(Saved data entries)
☆ ☆ ☆ ☆
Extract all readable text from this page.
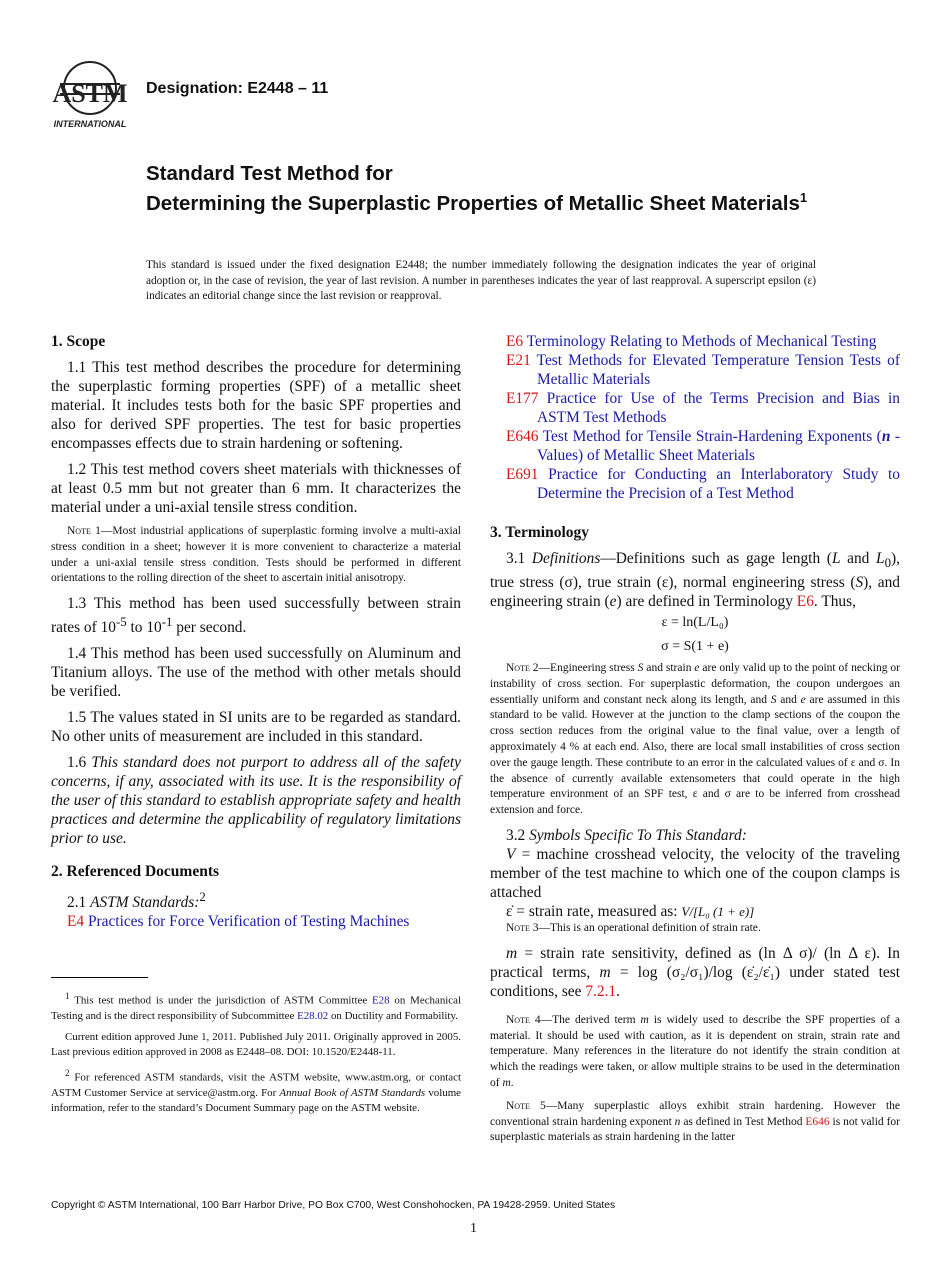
ASTM
INTERNATIONAL
Designation: E2448 – 11
Standard Test Method for
Determining the Superplastic Properties of Metallic Sheet Materials$^1$
This standard is issued under the fixed designation E2448; the number immediately following the designation indicates the year of original adoption or, in the case of revision, the year of last revision. A number in parentheses indicates the year of last reapproval. A superscript epsilon (ε) indicates an editorial change since the last revision or reapproval.
1. Scope

1.1 This test method describes the procedure for determining the superplastic forming properties (SPF) of a metallic sheet material. It includes tests both for the basic SPF properties and also for derived SPF properties. The test for basic properties encompasses effects due to strain hardening or softening.

1.2 This test method covers sheet materials with thicknesses of at least 0.5 mm but not greater than 6 mm. It characterizes the material under a uni-axial tensile stress condition.

Note 1—Most industrial applications of superplastic forming involve a multi-axial stress condition in a sheet; however it is more convenient to characterize a material under a uni-axial tensile stress condition. Tests should be performed in different orientations to the rolling direction of the sheet to ascertain initial anisotropy.

1.3 This method has been used successfully between strain rates of $10^{-5}$ to $10^{-1}$ per second.

1.4 This method has been used successfully on Aluminum and Titanium alloys. The use of the method with other metals should be verified.

1.5 The values stated in SI units are to be regarded as standard. No other units of measurement are included in this standard.

1.6 This standard does not purport to address all of the safety concerns, if any, associated with its use. It is the responsibility of the user of this standard to establish appropriate safety and health practices and determine the applicability of regulatory limitations prior to use.

2. Referenced Documents

2.1 ASTM Standards:$^2$

E4 Practices for Force Verification of Testing Machines

$^1$ This test method is under the jurisdiction of ASTM Committee E28 on Mechanical Testing and is the direct responsibility of Subcommittee E28.02 on Ductility and Formability.

Current edition approved June 1, 2011. Published July 2011. Originally approved in 2005. Last previous edition approved in 2008 as E2448–08. DOI: 10.1520/E2448-11.

$^2$ For referenced ASTM standards, visit the ASTM website, www.astm.org, or contact ASTM Customer Service at service@astm.org. For Annual Book of ASTM Standards volume information, refer to the standard’s Document Summary page on the ASTM website.

E6 Terminology Relating to Methods of Mechanical Testing

E21 Test Methods for Elevated Temperature Tension Tests of Metallic Materials

E177 Practice for Use of the Terms Precision and Bias in ASTM Test Methods

E646 Test Method for Tensile Strain-Hardening Exponents (n -Values) of Metallic Sheet Materials

E691 Practice for Conducting an Interlaboratory Study to Determine the Precision of a Test Method

3. Terminology

3.1 Definitions—Definitions such as gage length (L and $L_0$), true stress (σ), true strain (ε), normal engineering stress (S), and engineering strain (e) are defined in Terminology E6. Thus,

ε = ln(L/L₀)
σ = S(1 + e)

Note 2—Engineering stress S and strain e are only valid up to the point of necking or instability of cross section. For superplastic deformation, the coupon undergoes an essentially uniform and constant neck along its length, and S and e are assumed in this standard to be valid. However at the junction to the clamp sections of the coupon the cross section reduces from the original value to the final value, over a length of approximately 4 % at each end. Also, there are local small instabilities of cross section over the gauge length. These contribute to an error in the calculated values of ε and σ. In the absence of currently available extensometers that could operate in the high temperature environment of an SPF test, ε and σ are to be inferred from crosshead extension and force.

3.2 Symbols Specific To This Standard:

V = machine crosshead velocity, the velocity of the traveling member of the test machine to which one of the coupon clamps is attached

ε̇ = strain rate, measured as: V/[L₀ (1 + e)]

Note 3—This is an operational definition of strain rate.

m = strain rate sensitivity, defined as (ln Δ σ)/ (ln Δ ε). In practical terms, m = log (σ₂/σ₁)/log (ε̇₂/ε̇₁) under stated test conditions, see 7.2.1.

Note 4—The derived term m is widely used to describe the SPF properties of a material. It should be used with caution, as it is dependent on strain, strain rate and temperature. Many references in the literature do not identify the strain condition at which the readings were taken, or allow multiple strains to be used in the determination of m.

Note 5—Many superplastic alloys exhibit strain hardening. However the conventional strain hardening exponent n as defined in Test Method E646 is not valid for superplastic materials as strain hardening in the latter

Copyright © ASTM International, 100 Barr Harbor Drive, PO Box C700, West Conshohocken, PA 19428-2959. United States
1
☆ ☆ ☆ ☆
Copy each line above precisely, dropping the pictures.

Extract all readable text from this page.
ASTM
INTERNATIONAL
Designation: E2448 – 11
Standard Test Method for
Determining the Superplastic Properties of Metallic Sheet Materials$^1$
This standard is issued under the fixed designation E2448; the number immediately following the designation indicates the year of original adoption or, in the case of revision, the year of last revision. A number in parentheses indicates the year of last reapproval. A superscript epsilon (ε) indicates an editorial change since the last revision or reapproval.
1. Scope

1.1 This test method describes the procedure for determining the superplastic forming properties (SPF) of a metallic sheet material. It includes tests both for the basic SPF properties and also for derived SPF properties. The test for basic properties encompasses effects due to strain hardening or softening.

1.2 This test method covers sheet materials with thicknesses of at least 0.5 mm but not greater than 6 mm. It characterizes the material under a uni-axial tensile stress condition.

Note 1—Most industrial applications of superplastic forming involve a multi-axial stress condition in a sheet; however it is more convenient to characterize a material under a uni-axial tensile stress condition. Tests should be performed in different orientations to the rolling direction of the sheet to ascertain initial anisotropy.

1.3 This method has been used successfully between strain rates of $10^{-5}$ to $10^{-1}$ per second.

1.4 This method has been used successfully on Aluminum and Titanium alloys. The use of the method with other metals should be verified.

1.5 The values stated in SI units are to be regarded as standard. No other units of measurement are included in this standard.

1.6 This standard does not purport to address all of the safety concerns, if any, associated with its use. It is the responsibility of the user of this standard to establish appropriate safety and health practices and determine the applicability of regulatory limitations prior to use.

2. Referenced Documents

2.1 ASTM Standards:$^2$

E4 Practices for Force Verification of Testing Machines

$^1$ This test method is under the jurisdiction of ASTM Committee E28 on Mechanical Testing and is the direct responsibility of Subcommittee E28.02 on Ductility and Formability.

Current edition approved June 1, 2011. Published July 2011. Originally approved in 2005. Last previous edition approved in 2008 as E2448–08. DOI: 10.1520/E2448-11.

$^2$ For referenced ASTM standards, visit the ASTM website, www.astm.org, or contact ASTM Customer Service at service@astm.org. For Annual Book of ASTM Standards volume information, refer to the standard’s Document Summary page on the ASTM website.

E6 Terminology Relating to Methods of Mechanical Testing

E21 Test Methods for Elevated Temperature Tension Tests of Metallic Materials

E177 Practice for Use of the Terms Precision and Bias in ASTM Test Methods

E646 Test Method for Tensile Strain-Hardening Exponents (n -Values) of Metallic Sheet Materials

E691 Practice for Conducting an Interlaboratory Study to Determine the Precision of a Test Method

3. Terminology

3.1 Definitions—Definitions such as gage length (L and $L_0$), true stress (σ), true strain (ε), normal engineering stress (S), and engineering strain (e) are defined in Terminology E6. Thus,

ε = ln(L/L₀)
σ = S(1 + e)

Note 2—Engineering stress S and strain e are only valid up to the point of necking or instability of cross section. For superplastic deformation, the coupon undergoes an essentially uniform and constant neck along its length, and S and e are assumed in this standard to be valid. However at the junction to the clamp sections of the coupon the cross section reduces from the original value to the final value, over a length of approximately 4 % at each end. Also, there are local small instabilities of cross section over the gauge length. These contribute to an error in the calculated values of ε and σ. In the absence of currently available extensometers that could operate in the high temperature environment of an SPF test, ε and σ are to be inferred from crosshead extension and force.

3.2 Symbols Specific To This Standard:

V = machine crosshead velocity, the velocity of the traveling member of the test machine to which one of the coupon clamps is attached

ε̇ = strain rate, measured as: V/[L₀ (1 + e)]

Note 3—This is an operational definition of strain rate.

m = strain rate sensitivity, defined as (ln Δ σ)/ (ln Δ ε). In practical terms, m = log (σ₂/σ₁)/log (ε̇₂/ε̇₁) under stated test conditions, see 7.2.1.

Note 4—The derived term m is widely used to describe the SPF properties of a material. It should be used with caution, as it is dependent on strain, strain rate and temperature. Many references in the literature do not identify the strain condition at which the readings were taken, or allow multiple strains to be used in the determination of m.

Note 5—Many superplastic alloys exhibit strain hardening. However the conventional strain hardening exponent n as defined in Test Method E646 is not valid for superplastic materials as strain hardening in the latter

Copyright © ASTM International, 100 Barr Harbor Drive, PO Box C700, West Conshohocken, PA 19428-2959. United States
1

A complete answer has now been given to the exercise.